§ **Set exercise**
All of the lines below are to be transcribed faithfully, with pictures excluded from the copy.

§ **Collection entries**

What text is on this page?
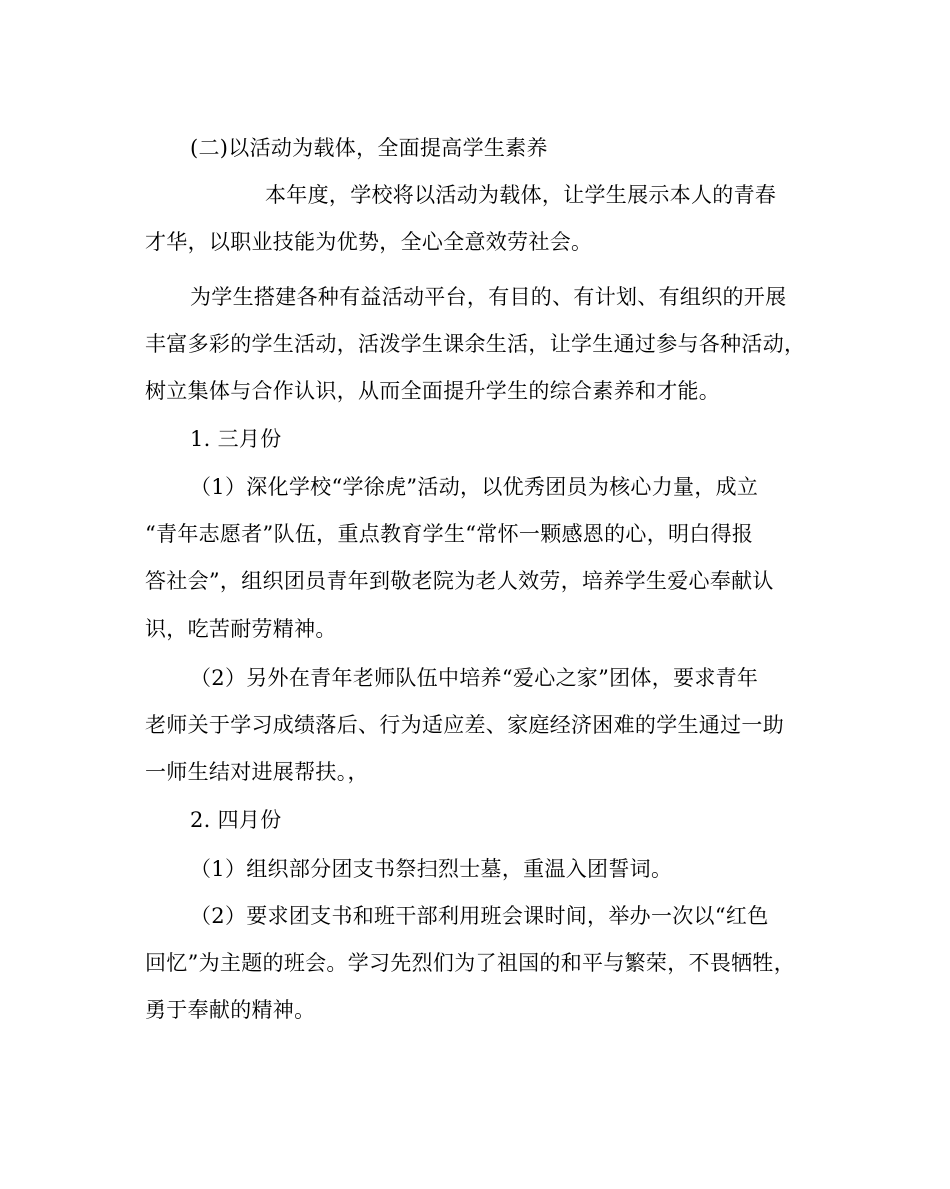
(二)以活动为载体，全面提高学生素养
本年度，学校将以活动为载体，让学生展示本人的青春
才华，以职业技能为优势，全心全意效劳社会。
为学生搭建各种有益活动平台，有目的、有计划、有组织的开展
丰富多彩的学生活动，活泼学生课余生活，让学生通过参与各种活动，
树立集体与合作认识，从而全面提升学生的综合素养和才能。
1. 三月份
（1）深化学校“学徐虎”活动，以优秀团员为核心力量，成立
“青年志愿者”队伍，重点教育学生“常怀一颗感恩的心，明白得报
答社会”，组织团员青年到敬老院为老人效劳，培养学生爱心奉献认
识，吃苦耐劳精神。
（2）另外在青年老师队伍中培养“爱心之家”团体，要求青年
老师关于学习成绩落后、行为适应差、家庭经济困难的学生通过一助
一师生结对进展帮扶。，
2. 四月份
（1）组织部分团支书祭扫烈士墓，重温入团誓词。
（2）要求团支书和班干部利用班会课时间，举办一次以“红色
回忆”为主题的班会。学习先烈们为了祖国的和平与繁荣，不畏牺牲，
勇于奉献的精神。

§ **Response below**
What text is on this page?
(二)以活动为载体，全面提高学生素养
本年度，学校将以活动为载体，让学生展示本人的青春
才华，以职业技能为优势，全心全意效劳社会。
为学生搭建各种有益活动平台，有目的、有计划、有组织的开展
丰富多彩的学生活动，活泼学生课余生活，让学生通过参与各种活动，
树立集体与合作认识，从而全面提升学生的综合素养和才能。
1. 三月份
（1）深化学校“学徐虎”活动，以优秀团员为核心力量，成立
“青年志愿者”队伍，重点教育学生“常怀一颗感恩的心，明白得报
答社会”，组织团员青年到敬老院为老人效劳，培养学生爱心奉献认
识，吃苦耐劳精神。
（2）另外在青年老师队伍中培养“爱心之家”团体，要求青年
老师关于学习成绩落后、行为适应差、家庭经济困难的学生通过一助
一师生结对进展帮扶。，
2. 四月份
（1）组织部分团支书祭扫烈士墓，重温入团誓词。
（2）要求团支书和班干部利用班会课时间，举办一次以“红色
回忆”为主题的班会。学习先烈们为了祖国的和平与繁荣，不畏牺牲，
勇于奉献的精神。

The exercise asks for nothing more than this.